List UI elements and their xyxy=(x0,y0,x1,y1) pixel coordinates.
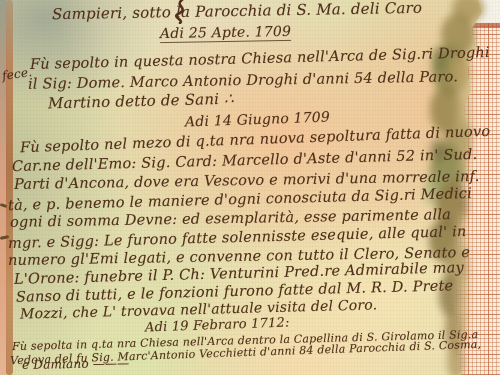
manuscript-date-line: Adi 25 Apte. 1709 xyxy=(160,25,291,43)
manuscript-line: e Damiano ——— xyxy=(22,357,130,371)
binding-edge-line xyxy=(6,0,13,375)
manuscript-photo: Sampieri, sotto la Parocchia di S. Ma. d… xyxy=(0,0,500,375)
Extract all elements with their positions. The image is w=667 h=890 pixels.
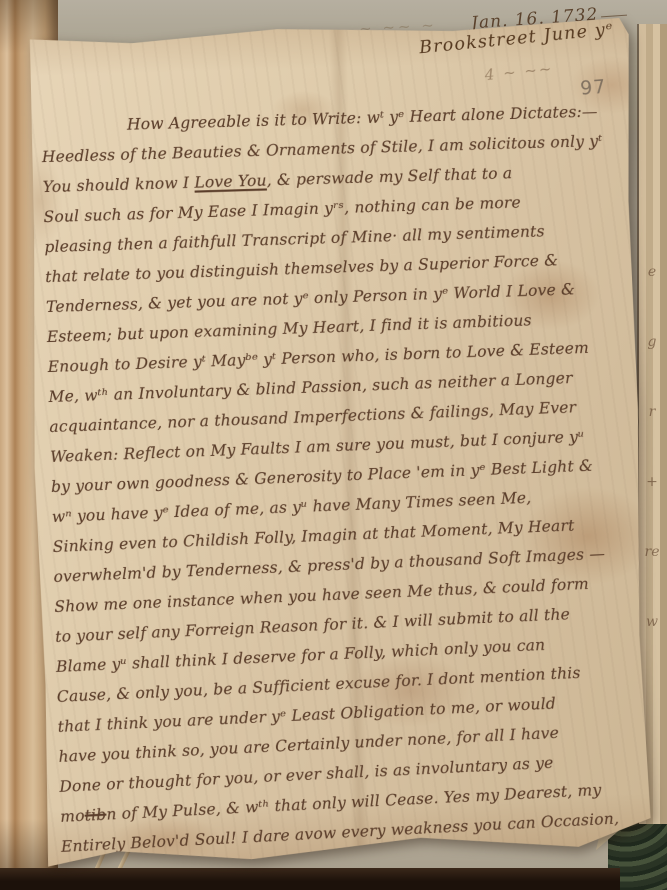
letter-text-segment: tib [84, 806, 107, 825]
letter-sheet: Brookstreet June yᵉ 4 ~ ~~ 97 How Agreea… [22, 18, 651, 869]
edge-ink-fragment: re [645, 544, 660, 560]
edge-ink-fragment: w [646, 614, 658, 630]
letter-text-segment: , & perswade my Self that to a [266, 164, 512, 189]
letter-text-segment: mo [60, 807, 85, 826]
letter-heading-fragment: 4 ~ ~~ [484, 59, 554, 84]
letter-text-segment: Love You [194, 171, 267, 191]
letter-heading-place-date: Brookstreet June yᵉ [419, 19, 616, 58]
table-surface [0, 868, 620, 890]
edge-ink-fragment: g [648, 334, 657, 350]
photograph-of-manuscript-letter: ~ ~~ ~ Jan. 16. 1732 egr+rew Brookstreet… [0, 0, 667, 890]
letter-text-segment: You should know I [42, 174, 194, 197]
edge-ink-fragment: r [649, 404, 656, 420]
letter-body-text: How Agreeable is it to Write: wᵗ yᵉ Hear… [41, 96, 644, 862]
edge-ink-fragment: + [646, 474, 658, 490]
letter-sheet-wrapper: Brookstreet June yᵉ 4 ~ ~~ 97 How Agreea… [22, 18, 651, 869]
edge-ink-fragment: e [648, 264, 656, 280]
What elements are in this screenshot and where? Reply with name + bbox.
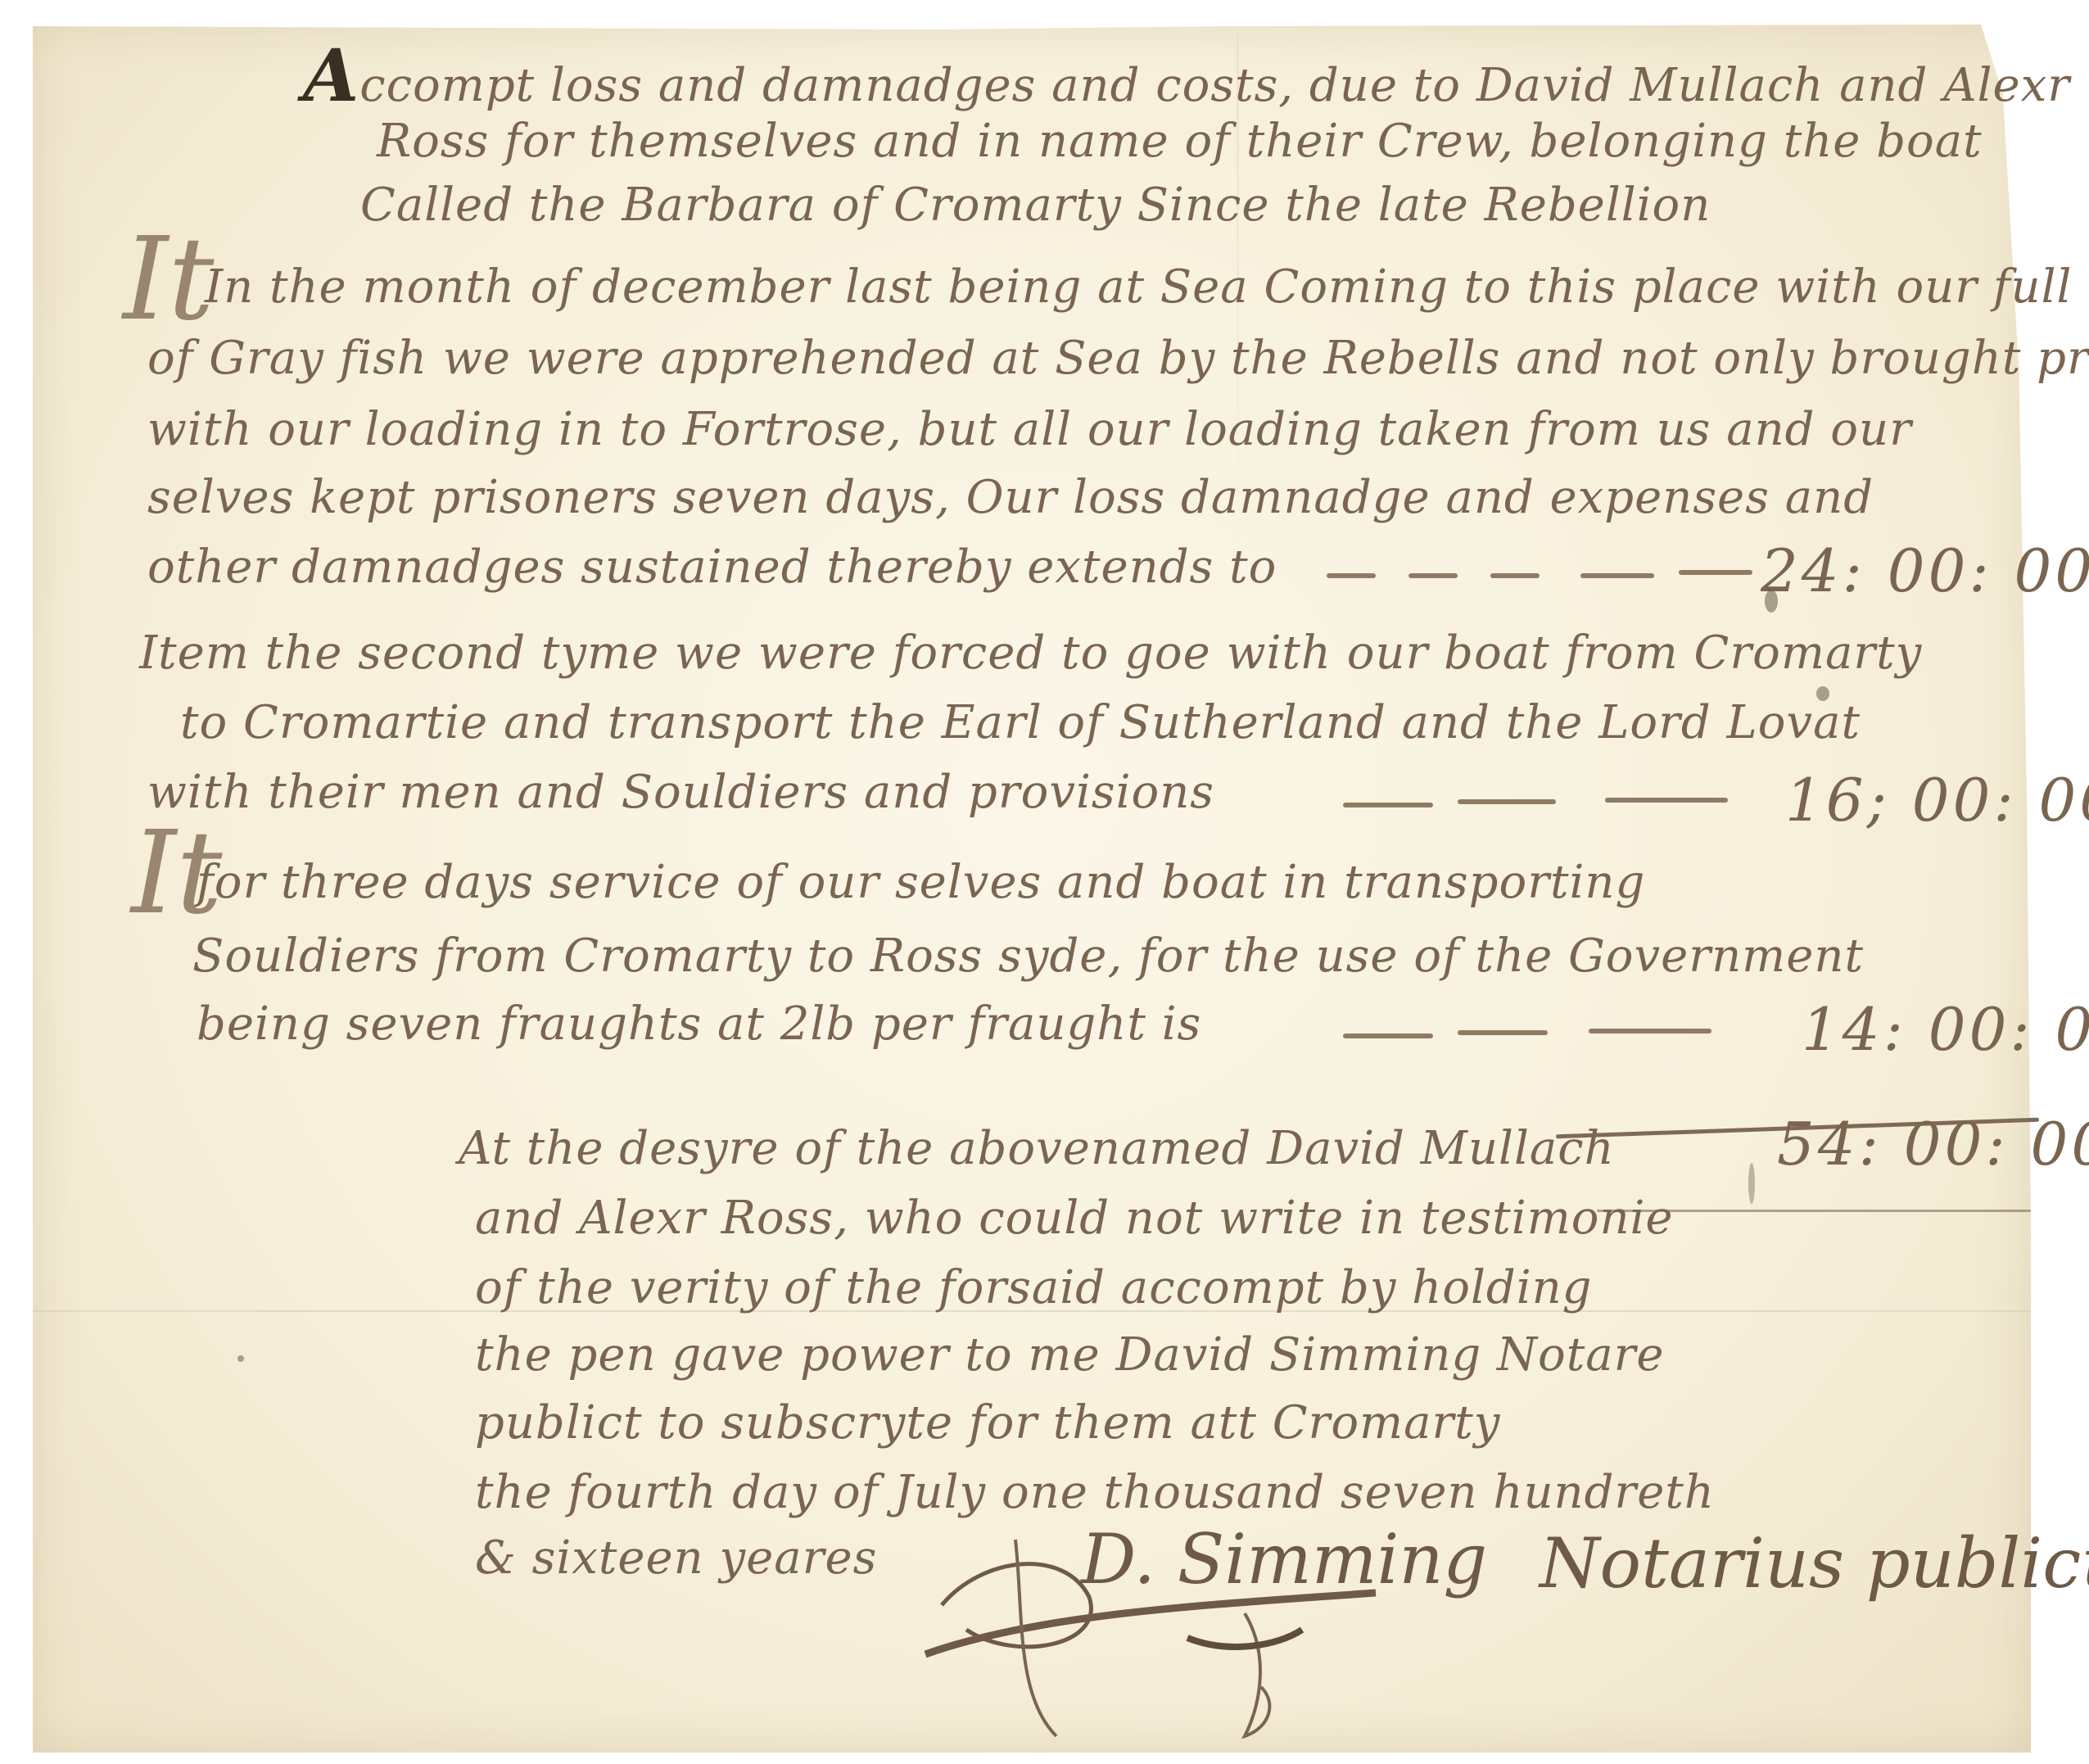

^^^^^^^^^^^^^^^^

### [GIVEN INSTRUCTION]
Arrange all of the material above as a numbered list, one line per item, skipping blank lines and leaving the pictures out.

### [WRITTEN ANSWER]
1. List UI elements and their xyxy=(x0,y0,x1,y1) pixel coordinates.
2. manuscript-date-line: Adi 25 Apte. 1709 xyxy=(160,25,291,43)
3. manuscript-line: e Damiano ——— xyxy=(22,357,130,371)
4. binding-edge-line xyxy=(6,0,13,375)
5. manuscript-photo: Sampieri, sotto la Parocchia di S. Ma. d… xyxy=(0,0,500,375)
6. Extract all elements with their positions. The image is w=667 h=890 pixels.
7. letter-text-segment: tib [84, 806, 107, 825]
8. letter-sheet: Brookstreet June yᵉ 4 ~ ~~ 97 How Agreea… [22, 18, 651, 869]
9. edge-ink-fragment: re [645, 544, 660, 560]
10. edge-ink-fragment: w [646, 614, 658, 630]
11. letter-text-segment: , & perswade my Self that to a [266, 164, 512, 189]
12. letter-text-segment: mo [60, 807, 85, 826]
13. letter-heading-fragment: 4 ~ ~~ [484, 59, 554, 84]
14. letter-text-segment: Love You [194, 171, 267, 191]
15. letter-heading-place-date: Brookstreet June yᵉ [419, 19, 616, 58]
16. table-surface [0, 868, 620, 890]
17. edge-ink-fragment: g [648, 334, 657, 350]
18. photograph-of-manuscript-letter: ~ ~~ ~ Jan. 16. 1732 egr+rew Brookstreet… [0, 0, 667, 890]
19. letter-text-segment: You should know I [42, 174, 194, 197]
20. edge-ink-fragment: r [649, 404, 656, 420]
21. letter-body-text: How Agreeable is it to Write: wᵗ yᵉ Hear… [41, 96, 644, 862]
22. edge-ink-fragment: + [646, 474, 658, 490]
23. letter-sheet-wrapper: Brookstreet June yᵉ 4 ~ ~~ 97 How Agreea… [22, 18, 651, 869]
24. edge-ink-fragment: e [648, 264, 656, 280]
25. What elements are in this screenshot and where? Reply with name + bbox.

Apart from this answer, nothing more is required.